# [Work required]
Tally every line of the listing where the string "this" is found, and state the total alone.

%%

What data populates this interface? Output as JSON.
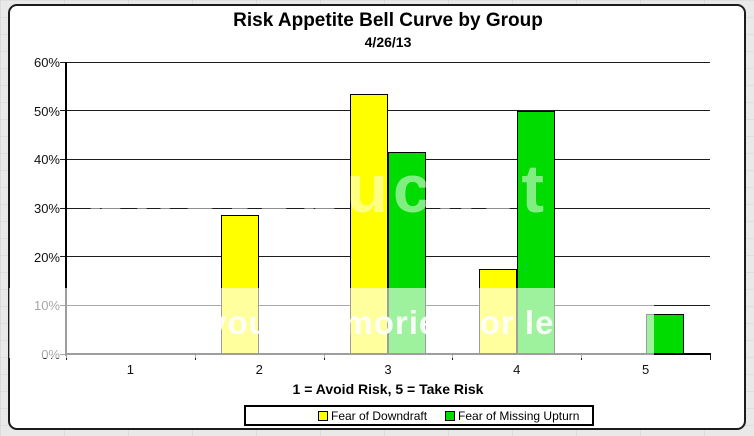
{
  "chart_data": {
    "type": "bar",
    "title": "Risk Appetite Bell Curve by Group",
    "subtitle": "4/26/13",
    "categories": [
      "1",
      "2",
      "3",
      "4",
      "5"
    ],
    "series": [
      {
        "name": "Fear of Downdraft",
        "color": "#FFFF00",
        "values": [
          0,
          28.6,
          53.4,
          17.5,
          0
        ]
      },
      {
        "name": "Fear of Missing Upturn",
        "color": "#00DC00",
        "values": [
          0,
          0,
          41.5,
          50,
          8.3
        ]
      }
    ],
    "xlabel": "1 = Avoid Risk, 5 = Take Risk",
    "ylabel": "",
    "ylim": [
      0,
      60
    ],
    "ytick_step": 10,
    "y_tick_labels": [
      "0%",
      "10%",
      "20%",
      "30%",
      "40%",
      "50%",
      "60%"
    ],
    "grid": true,
    "legend_position": "bottom",
    "bar_border_color": "#000000"
  },
  "watermark": {
    "brand": "photobucket",
    "band_text": "more of your memories for less"
  }
}
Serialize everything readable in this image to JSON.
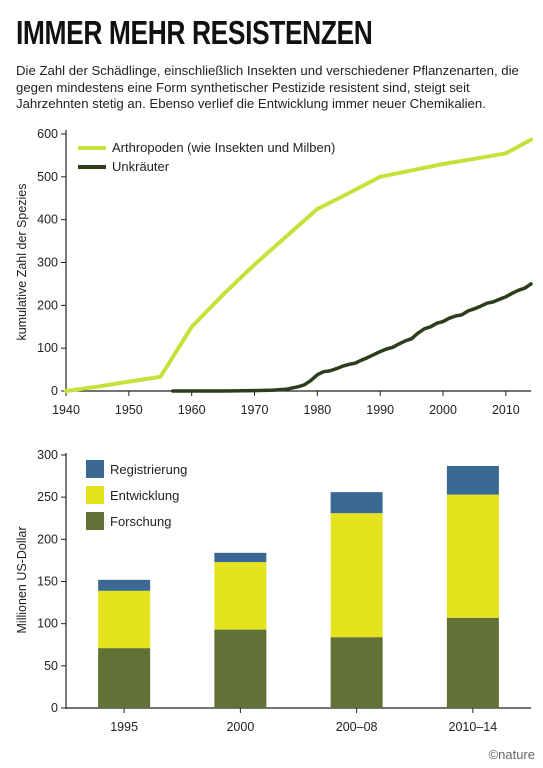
{
  "title": "IMMER MEHR RESISTENZEN",
  "subtitle": "Die Zahl der Schädlinge, einschließlich Insekten und verschiedener Pflanzenarten, die gegen mindestens eine Form synthetischer Pestizide resistent sind, steigt seit Jahrzehnten stetig an. Ebenso verlief die Entwicklung immer neuer Chemikalien.",
  "credit": "©nature",
  "chart_data": [
    {
      "type": "line",
      "ylabel": "kumulative Zahl der Spezies",
      "xlabel": "",
      "xlim": [
        1940,
        2014
      ],
      "ylim": [
        0,
        600
      ],
      "xticks": [
        1940,
        1950,
        1960,
        1970,
        1980,
        1990,
        2000,
        2010
      ],
      "yticks": [
        0,
        100,
        200,
        300,
        400,
        500,
        600
      ],
      "grid": false,
      "legend": "top-left",
      "series": [
        {
          "name": "Arthropoden (wie Insekten und Milben)",
          "color": "#c8e03a",
          "x": [
            1940,
            1945,
            1950,
            1955,
            1960,
            1965,
            1970,
            1975,
            1980,
            1985,
            1990,
            1995,
            2000,
            2005,
            2010,
            2014
          ],
          "y": [
            0,
            10,
            22,
            33,
            150,
            225,
            295,
            360,
            425,
            462,
            500,
            515,
            530,
            542,
            555,
            587
          ]
        },
        {
          "name": "Unkräuter",
          "color": "#2c3d1c",
          "x": [
            1957,
            1965,
            1970,
            1973,
            1975,
            1977,
            1978,
            1979,
            1980,
            1981,
            1982,
            1983,
            1984,
            1985,
            1986,
            1987,
            1988,
            1989,
            1990,
            1991,
            1992,
            1993,
            1994,
            1995,
            1996,
            1997,
            1998,
            1999,
            2000,
            2001,
            2002,
            2003,
            2004,
            2005,
            2006,
            2007,
            2008,
            2009,
            2010,
            2011,
            2012,
            2013,
            2014
          ],
          "y": [
            0,
            0,
            1,
            2,
            4,
            10,
            15,
            25,
            38,
            45,
            47,
            52,
            58,
            62,
            65,
            72,
            78,
            85,
            92,
            98,
            102,
            110,
            117,
            122,
            135,
            145,
            150,
            158,
            162,
            170,
            175,
            178,
            187,
            192,
            198,
            205,
            208,
            214,
            220,
            228,
            235,
            240,
            250
          ]
        }
      ]
    },
    {
      "type": "bar",
      "stacked": true,
      "ylabel": "Millionen US-Dollar",
      "xlabel": "",
      "ylim": [
        0,
        300
      ],
      "yticks": [
        0,
        50,
        100,
        150,
        200,
        250,
        300
      ],
      "grid": false,
      "legend": "top-left",
      "categories": [
        "1995",
        "2000",
        "200–08",
        "2010–14"
      ],
      "series": [
        {
          "name": "Forschung",
          "color": "#627135",
          "values": [
            71,
            93,
            84,
            107
          ]
        },
        {
          "name": "Entwicklung",
          "color": "#e5e31e",
          "values": [
            68,
            80,
            147,
            146
          ]
        },
        {
          "name": "Registrierung",
          "color": "#3a6a94",
          "values": [
            13,
            11,
            25,
            34
          ]
        }
      ],
      "legend_order": [
        "Registrierung",
        "Entwicklung",
        "Forschung"
      ]
    }
  ]
}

%%

# [Output of the task]
2